[start]

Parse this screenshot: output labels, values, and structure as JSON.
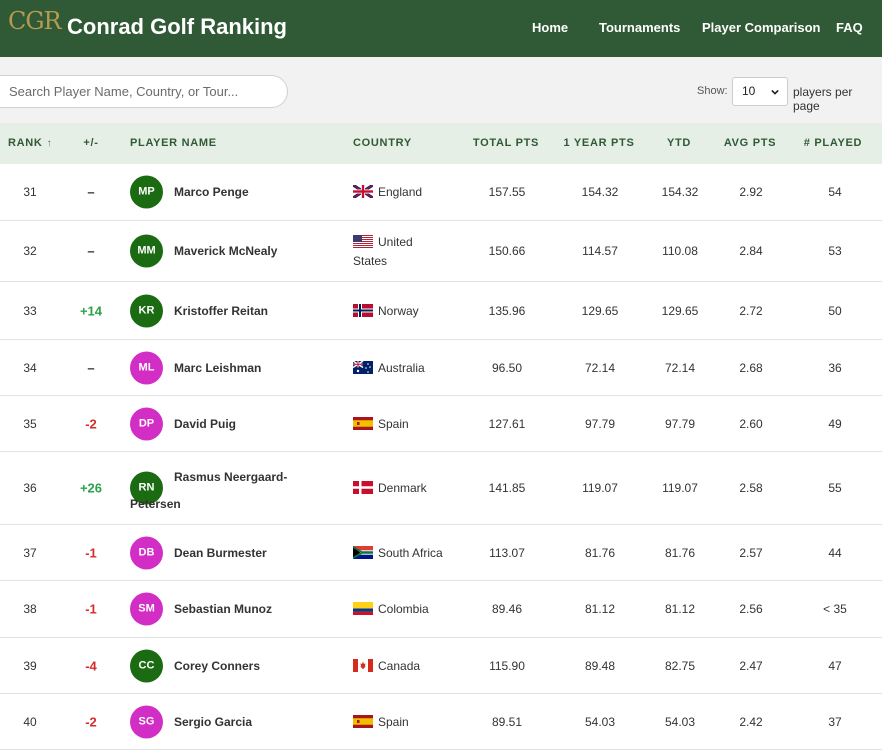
{
  "header": {
    "logo": "CGR",
    "brand": "Conrad Golf Ranking",
    "nav": [
      "Home",
      "Tournaments",
      "Player Comparison",
      "FAQ"
    ]
  },
  "toolbar": {
    "search_placeholder": "Search Player Name, Country, or Tour...",
    "show_label": "Show:",
    "page_size": "10",
    "per_page_label": "players per page"
  },
  "table": {
    "columns": {
      "rank": "RANK",
      "sort_arrow": "↑",
      "change": "+/-",
      "player": "PLAYER NAME",
      "country": "COUNTRY",
      "total": "TOTAL PTS",
      "year": "1 YEAR PTS",
      "ytd": "YTD",
      "avg": "AVG PTS",
      "played": "# PLAYED"
    },
    "rows": [
      {
        "rank": "31",
        "change": "–",
        "change_type": "neutral",
        "initials": "MP",
        "avatar_color": "#1b6b12",
        "name": "Marco Penge",
        "country": "England",
        "flag": "eng",
        "total": "157.55",
        "year": "154.32",
        "ytd": "154.32",
        "avg": "2.92",
        "played": "54"
      },
      {
        "rank": "32",
        "change": "–",
        "change_type": "neutral",
        "initials": "MM",
        "avatar_color": "#1b6b12",
        "name": "Maverick McNealy",
        "country": "United States",
        "country_first": "United",
        "country_second": "States",
        "flag": "usa",
        "total": "150.66",
        "year": "114.57",
        "ytd": "110.08",
        "avg": "2.84",
        "played": "53"
      },
      {
        "rank": "33",
        "change": "+14",
        "change_type": "up",
        "initials": "KR",
        "avatar_color": "#1b6b12",
        "name": "Kristoffer Reitan",
        "country": "Norway",
        "flag": "nor",
        "total": "135.96",
        "year": "129.65",
        "ytd": "129.65",
        "avg": "2.72",
        "played": "50"
      },
      {
        "rank": "34",
        "change": "–",
        "change_type": "neutral",
        "initials": "ML",
        "avatar_color": "#d22ec6",
        "name": "Marc Leishman",
        "country": "Australia",
        "flag": "aus",
        "total": "96.50",
        "year": "72.14",
        "ytd": "72.14",
        "avg": "2.68",
        "played": "36"
      },
      {
        "rank": "35",
        "change": "-2",
        "change_type": "down",
        "initials": "DP",
        "avatar_color": "#d22ec6",
        "name": "David Puig",
        "country": "Spain",
        "flag": "esp",
        "total": "127.61",
        "year": "97.79",
        "ytd": "97.79",
        "avg": "2.60",
        "played": "49"
      },
      {
        "rank": "36",
        "change": "+26",
        "change_type": "up",
        "initials": "RN",
        "avatar_color": "#1b6b12",
        "name": "Rasmus Neergaard-Petersen",
        "name_first": "Rasmus Neergaard-",
        "name_second": "Petersen",
        "country": "Denmark",
        "flag": "den",
        "total": "141.85",
        "year": "119.07",
        "ytd": "119.07",
        "avg": "2.58",
        "played": "55"
      },
      {
        "rank": "37",
        "change": "-1",
        "change_type": "down",
        "initials": "DB",
        "avatar_color": "#d22ec6",
        "name": "Dean Burmester",
        "country": "South Africa",
        "flag": "rsa",
        "total": "113.07",
        "year": "81.76",
        "ytd": "81.76",
        "avg": "2.57",
        "played": "44"
      },
      {
        "rank": "38",
        "change": "-1",
        "change_type": "down",
        "initials": "SM",
        "avatar_color": "#d22ec6",
        "name": "Sebastian Munoz",
        "country": "Colombia",
        "flag": "col",
        "total": "89.46",
        "year": "81.12",
        "ytd": "81.12",
        "avg": "2.56",
        "played": "< 35"
      },
      {
        "rank": "39",
        "change": "-4",
        "change_type": "down",
        "initials": "CC",
        "avatar_color": "#1b6b12",
        "name": "Corey Conners",
        "country": "Canada",
        "flag": "can",
        "total": "115.90",
        "year": "89.48",
        "ytd": "82.75",
        "avg": "2.47",
        "played": "47"
      },
      {
        "rank": "40",
        "change": "-2",
        "change_type": "down",
        "initials": "SG",
        "avatar_color": "#d22ec6",
        "name": "Sergio Garcia",
        "country": "Spain",
        "flag": "esp",
        "total": "89.51",
        "year": "54.03",
        "ytd": "54.03",
        "avg": "2.42",
        "played": "37"
      }
    ]
  },
  "colors": {
    "header_bg": "#2f5a35",
    "logo": "#b69a52",
    "thead_bg": "#e6efe5",
    "thead_text": "#2f5a35",
    "up": "#2aa14a",
    "down": "#d62c2c",
    "neutral": "#333333"
  }
}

[end]

Identify and extract each line of the listing that contains "played".

**Correct answer**:
      "played": "# PLAYED"
        "played": "54"
        "played": "53"
        "played": "50"
        "played": "36"
        "played": "49"
        "played": "55"
        "played": "44"
        "played": "< 35"
        "played": "47"
        "played": "37"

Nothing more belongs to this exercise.